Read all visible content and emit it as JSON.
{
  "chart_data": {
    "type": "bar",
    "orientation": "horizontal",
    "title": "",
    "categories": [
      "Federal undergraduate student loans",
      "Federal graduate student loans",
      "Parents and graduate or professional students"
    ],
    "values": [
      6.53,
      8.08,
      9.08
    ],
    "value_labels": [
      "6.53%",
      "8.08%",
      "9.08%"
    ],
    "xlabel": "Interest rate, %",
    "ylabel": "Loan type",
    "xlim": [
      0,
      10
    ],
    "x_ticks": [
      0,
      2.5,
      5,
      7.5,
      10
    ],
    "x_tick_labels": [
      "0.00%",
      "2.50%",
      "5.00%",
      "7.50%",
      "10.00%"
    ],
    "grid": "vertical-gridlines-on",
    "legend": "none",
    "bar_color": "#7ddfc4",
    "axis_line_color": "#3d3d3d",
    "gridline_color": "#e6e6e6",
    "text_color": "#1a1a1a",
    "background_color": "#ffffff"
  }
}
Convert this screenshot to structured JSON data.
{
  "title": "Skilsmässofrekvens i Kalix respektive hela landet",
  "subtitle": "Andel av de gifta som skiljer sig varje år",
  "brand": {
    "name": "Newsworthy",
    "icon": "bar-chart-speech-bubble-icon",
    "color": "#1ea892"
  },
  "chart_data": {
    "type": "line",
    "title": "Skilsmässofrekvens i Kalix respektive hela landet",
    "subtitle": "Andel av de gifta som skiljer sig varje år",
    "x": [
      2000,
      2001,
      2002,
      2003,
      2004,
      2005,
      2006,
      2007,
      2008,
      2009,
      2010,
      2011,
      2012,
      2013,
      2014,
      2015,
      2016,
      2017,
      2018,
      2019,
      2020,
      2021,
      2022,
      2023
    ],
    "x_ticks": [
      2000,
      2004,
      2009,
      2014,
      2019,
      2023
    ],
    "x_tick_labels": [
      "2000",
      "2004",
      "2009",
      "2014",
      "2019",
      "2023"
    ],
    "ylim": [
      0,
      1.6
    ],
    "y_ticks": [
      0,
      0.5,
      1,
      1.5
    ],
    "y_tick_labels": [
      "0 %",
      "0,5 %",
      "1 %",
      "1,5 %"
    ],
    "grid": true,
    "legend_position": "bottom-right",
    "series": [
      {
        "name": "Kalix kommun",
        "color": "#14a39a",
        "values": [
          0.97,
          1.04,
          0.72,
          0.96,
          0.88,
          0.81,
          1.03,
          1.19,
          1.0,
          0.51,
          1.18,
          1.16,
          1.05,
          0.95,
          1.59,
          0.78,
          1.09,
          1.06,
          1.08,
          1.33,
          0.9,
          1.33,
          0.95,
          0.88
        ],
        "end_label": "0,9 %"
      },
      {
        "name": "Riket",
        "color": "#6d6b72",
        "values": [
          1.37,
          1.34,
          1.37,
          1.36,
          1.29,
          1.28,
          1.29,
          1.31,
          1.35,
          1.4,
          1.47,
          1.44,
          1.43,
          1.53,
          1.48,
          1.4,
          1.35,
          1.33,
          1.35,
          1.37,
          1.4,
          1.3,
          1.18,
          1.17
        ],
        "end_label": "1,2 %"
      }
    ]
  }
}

Task | Copy each line of the listing that holds the word "hela".

Result below |
  "title": "Skilsmässofrekvens i Kalix respektive hela landet",
    "title": "Skilsmässofrekvens i Kalix respektive hela landet",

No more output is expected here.